Stored data entries
▼

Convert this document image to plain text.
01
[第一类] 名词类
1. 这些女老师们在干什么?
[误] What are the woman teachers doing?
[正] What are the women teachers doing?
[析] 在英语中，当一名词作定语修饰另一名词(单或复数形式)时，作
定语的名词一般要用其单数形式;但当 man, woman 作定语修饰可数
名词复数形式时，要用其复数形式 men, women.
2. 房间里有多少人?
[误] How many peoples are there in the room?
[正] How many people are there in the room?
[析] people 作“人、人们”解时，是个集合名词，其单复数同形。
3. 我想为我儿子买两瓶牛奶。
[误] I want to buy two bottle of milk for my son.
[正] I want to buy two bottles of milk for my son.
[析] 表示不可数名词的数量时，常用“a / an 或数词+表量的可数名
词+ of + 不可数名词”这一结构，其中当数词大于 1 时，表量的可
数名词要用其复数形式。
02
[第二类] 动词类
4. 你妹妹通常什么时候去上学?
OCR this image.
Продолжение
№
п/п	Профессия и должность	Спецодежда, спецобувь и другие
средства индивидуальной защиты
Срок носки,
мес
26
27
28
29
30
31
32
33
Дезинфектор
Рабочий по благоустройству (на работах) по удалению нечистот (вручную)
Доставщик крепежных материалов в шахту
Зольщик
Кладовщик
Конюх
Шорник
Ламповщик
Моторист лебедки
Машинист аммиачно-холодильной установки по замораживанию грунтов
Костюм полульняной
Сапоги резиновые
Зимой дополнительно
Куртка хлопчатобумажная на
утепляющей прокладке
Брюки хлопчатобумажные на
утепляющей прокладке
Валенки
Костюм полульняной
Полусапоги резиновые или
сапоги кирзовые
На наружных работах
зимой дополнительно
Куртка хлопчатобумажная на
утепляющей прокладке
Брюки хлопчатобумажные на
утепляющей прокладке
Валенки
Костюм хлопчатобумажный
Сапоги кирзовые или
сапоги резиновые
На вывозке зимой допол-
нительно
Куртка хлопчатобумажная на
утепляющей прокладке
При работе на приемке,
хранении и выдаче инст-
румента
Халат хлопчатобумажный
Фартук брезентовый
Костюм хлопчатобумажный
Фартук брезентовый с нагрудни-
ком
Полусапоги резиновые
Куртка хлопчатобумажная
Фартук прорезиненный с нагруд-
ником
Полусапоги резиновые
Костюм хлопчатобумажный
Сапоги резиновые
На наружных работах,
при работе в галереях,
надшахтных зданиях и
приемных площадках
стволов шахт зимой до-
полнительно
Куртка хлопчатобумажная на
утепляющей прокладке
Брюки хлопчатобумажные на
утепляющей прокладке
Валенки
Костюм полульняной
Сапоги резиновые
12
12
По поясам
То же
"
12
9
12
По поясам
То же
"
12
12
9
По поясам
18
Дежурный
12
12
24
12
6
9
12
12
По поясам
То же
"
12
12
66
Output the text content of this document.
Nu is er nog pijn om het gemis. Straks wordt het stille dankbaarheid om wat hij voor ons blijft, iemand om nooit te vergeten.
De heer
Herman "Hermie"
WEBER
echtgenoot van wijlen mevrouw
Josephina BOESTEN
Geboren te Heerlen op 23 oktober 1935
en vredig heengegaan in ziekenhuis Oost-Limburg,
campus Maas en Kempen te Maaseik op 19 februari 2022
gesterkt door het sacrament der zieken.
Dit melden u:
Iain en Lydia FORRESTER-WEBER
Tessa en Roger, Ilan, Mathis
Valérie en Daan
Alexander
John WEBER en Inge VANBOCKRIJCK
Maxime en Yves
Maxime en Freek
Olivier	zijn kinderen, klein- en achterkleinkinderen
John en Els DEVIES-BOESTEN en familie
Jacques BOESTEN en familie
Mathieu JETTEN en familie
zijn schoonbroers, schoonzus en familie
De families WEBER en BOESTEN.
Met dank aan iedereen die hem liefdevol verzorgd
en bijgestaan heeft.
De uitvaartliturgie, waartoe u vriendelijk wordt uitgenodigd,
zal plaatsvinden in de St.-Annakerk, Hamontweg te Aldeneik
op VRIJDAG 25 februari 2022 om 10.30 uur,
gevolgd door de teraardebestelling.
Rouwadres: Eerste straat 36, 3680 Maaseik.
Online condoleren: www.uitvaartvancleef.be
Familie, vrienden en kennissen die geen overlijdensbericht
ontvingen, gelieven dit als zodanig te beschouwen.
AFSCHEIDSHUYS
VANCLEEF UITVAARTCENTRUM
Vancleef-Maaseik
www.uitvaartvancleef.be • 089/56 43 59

▲

*WHAT IS REQUIRED*: Reproduce every record, matching each line exactly.

*RESPONSE*:
Convert this document image to plain text.
01
[第一类] 名词类
1. 这些女老师们在干什么?
[误] What are the woman teachers doing?
[正] What are the women teachers doing?
[析] 在英语中，当一名词作定语修饰另一名词(单或复数形式)时，作
定语的名词一般要用其单数形式;但当 man, woman 作定语修饰可数
名词复数形式时，要用其复数形式 men, women.
2. 房间里有多少人?
[误] How many peoples are there in the room?
[正] How many people are there in the room?
[析] people 作“人、人们”解时，是个集合名词，其单复数同形。
3. 我想为我儿子买两瓶牛奶。
[误] I want to buy two bottle of milk for my son.
[正] I want to buy two bottles of milk for my son.
[析] 表示不可数名词的数量时，常用“a / an 或数词+表量的可数名
词+ of + 不可数名词”这一结构，其中当数词大于 1 时，表量的可
数名词要用其复数形式。
02
[第二类] 动词类
4. 你妹妹通常什么时候去上学?
OCR this image.
Продолжение
№
п/п	Профессия и должность	Спецодежда, спецобувь и другие
средства индивидуальной защиты
Срок носки,
мес
26
27
28
29
30
31
32
33
Дезинфектор
Рабочий по благоустройству (на работах) по удалению нечистот (вручную)
Доставщик крепежных материалов в шахту
Зольщик
Кладовщик
Конюх
Шорник
Ламповщик
Моторист лебедки
Машинист аммиачно-холодильной установки по замораживанию грунтов
Костюм полульняной
Сапоги резиновые
Зимой дополнительно
Куртка хлопчатобумажная на
утепляющей прокладке
Брюки хлопчатобумажные на
утепляющей прокладке
Валенки
Костюм полульняной
Полусапоги резиновые или
сапоги кирзовые
На наружных работах
зимой дополнительно
Куртка хлопчатобумажная на
утепляющей прокладке
Брюки хлопчатобумажные на
утепляющей прокладке
Валенки
Костюм хлопчатобумажный
Сапоги кирзовые или
сапоги резиновые
На вывозке зимой допол-
нительно
Куртка хлопчатобумажная на
утепляющей прокладке
При работе на приемке,
хранении и выдаче инст-
румента
Халат хлопчатобумажный
Фартук брезентовый
Костюм хлопчатобумажный
Фартук брезентовый с нагрудни-
ком
Полусапоги резиновые
Куртка хлопчатобумажная
Фартук прорезиненный с нагруд-
ником
Полусапоги резиновые
Костюм хлопчатобумажный
Сапоги резиновые
На наружных работах,
при работе в галереях,
надшахтных зданиях и
приемных площадках
стволов шахт зимой до-
полнительно
Куртка хлопчатобумажная на
утепляющей прокладке
Брюки хлопчатобумажные на
утепляющей прокладке
Валенки
Костюм полульняной
Сапоги резиновые
12
12
По поясам
То же
"
12
9
12
По поясам
То же
"
12
12
9
По поясам
18
Дежурный
12
12
24
12
6
9
12
12
По поясам
То же
"
12
12
66
Output the text content of this document.
Nu is er nog pijn om het gemis. Straks wordt het stille dankbaarheid om wat hij voor ons blijft, iemand om nooit te vergeten.
De heer
Herman "Hermie"
WEBER
echtgenoot van wijlen mevrouw
Josephina BOESTEN
Geboren te Heerlen op 23 oktober 1935
en vredig heengegaan in ziekenhuis Oost-Limburg,
campus Maas en Kempen te Maaseik op 19 februari 2022
gesterkt door het sacrament der zieken.
Dit melden u:
Iain en Lydia FORRESTER-WEBER
Tessa en Roger, Ilan, Mathis
Valérie en Daan
Alexander
John WEBER en Inge VANBOCKRIJCK
Maxime en Yves
Maxime en Freek
Olivier	zijn kinderen, klein- en achterkleinkinderen
John en Els DEVIES-BOESTEN en familie
Jacques BOESTEN en familie
Mathieu JETTEN en familie
zijn schoonbroers, schoonzus en familie
De families WEBER en BOESTEN.
Met dank aan iedereen die hem liefdevol verzorgd
en bijgestaan heeft.
De uitvaartliturgie, waartoe u vriendelijk wordt uitgenodigd,
zal plaatsvinden in de St.-Annakerk, Hamontweg te Aldeneik
op VRIJDAG 25 februari 2022 om 10.30 uur,
gevolgd door de teraardebestelling.
Rouwadres: Eerste straat 36, 3680 Maaseik.
Online condoleren: www.uitvaartvancleef.be
Familie, vrienden en kennissen die geen overlijdensbericht
ontvingen, gelieven dit als zodanig te beschouwen.
AFSCHEIDSHUYS
VANCLEEF UITVAARTCENTRUM
Vancleef-Maaseik
www.uitvaartvancleef.be • 089/56 43 59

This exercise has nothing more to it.